Azione richiesta -> Riprendi l'analisi sulle quote della partita tra Las Vegas Aces e Phoenix e proseguila a partire dall'ultima frase riportata.

La capacità delle Las Vegas Aces di rallentare i possessi e proteggere l'area sarà determinante per le quote. In casa le Aces impongono un ritmo controllato e costringono gli avversari a tentativi forzati dall'arco; così smorzano il gioco in transizione dei Phoenix e abbassano il totale punti. Secondo Covers la maggior parte del denaro del pubblico è a favore di Las Vegas: questo comprime le quote sulla vittoria semplice e lascia valore sui mercati legati al ritmo e al punteggio.
La vittoria diretta resta l'opzione meno rischiosa ma già scontata dal mercato. Migliore valore si trova su una linea di punti bassa. Phoenix fa molti punti in transizione e nelle azioni iniziali, ma quando le Aces controllano il ritmo tagliano queste opportunità muovendo la palla con pazienza e chiudendo le vie per l'area. Partite simili al T‑Mobile Arena hanno mostrato totali più bassi, a favore di un Meno di 165.5 punti alle quote correnti.

Dati registrati ->
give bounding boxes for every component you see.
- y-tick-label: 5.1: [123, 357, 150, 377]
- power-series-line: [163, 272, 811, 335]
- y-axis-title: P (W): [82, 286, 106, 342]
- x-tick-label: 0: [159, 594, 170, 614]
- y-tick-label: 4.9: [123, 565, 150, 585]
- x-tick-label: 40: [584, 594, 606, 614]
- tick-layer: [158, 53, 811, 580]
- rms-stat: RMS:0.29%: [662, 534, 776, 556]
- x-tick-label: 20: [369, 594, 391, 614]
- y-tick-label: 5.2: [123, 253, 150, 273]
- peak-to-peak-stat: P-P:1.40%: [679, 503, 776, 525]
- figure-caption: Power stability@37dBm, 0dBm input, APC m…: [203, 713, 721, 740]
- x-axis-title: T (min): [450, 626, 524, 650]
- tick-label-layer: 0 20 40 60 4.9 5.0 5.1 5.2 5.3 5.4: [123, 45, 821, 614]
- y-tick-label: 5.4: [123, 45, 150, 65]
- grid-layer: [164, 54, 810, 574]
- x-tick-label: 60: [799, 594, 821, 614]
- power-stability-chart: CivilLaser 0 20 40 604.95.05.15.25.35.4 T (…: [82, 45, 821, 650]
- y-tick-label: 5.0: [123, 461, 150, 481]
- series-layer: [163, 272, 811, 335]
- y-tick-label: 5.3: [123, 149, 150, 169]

Risposta all'esercizio ->
C'è però spazio per il colpo grosso che giustifica una giocata a quota lunga. Se Phoenix parte con triple a bersaglio e mette le Las Vegas Aces nei guai con i falli, i Mercury possono invertire l'inerzia e vincere: in quel caso la vittoria esterna offre valore significativo. Una terza opzione di mercato è la linea protettiva con rimborso sul pareggio per Las Vegas, che conserva il sostegno alla favorita limitando la variabilità degli ultimi minuti.
Usando il flusso pubblico raccolto da Covers come indicatore, l'approccio più coerente è puntare sul controllo difensivo delle Aces con una giocata conservativa sulla vittoria, scommettere sul Meno per cogliere l'effetto ritmo e tenere una puntata speculativa su Phoenix se le triple entrano. La posizione più prudente resta sostenere Las Vegas con una protezione contro il pareggio.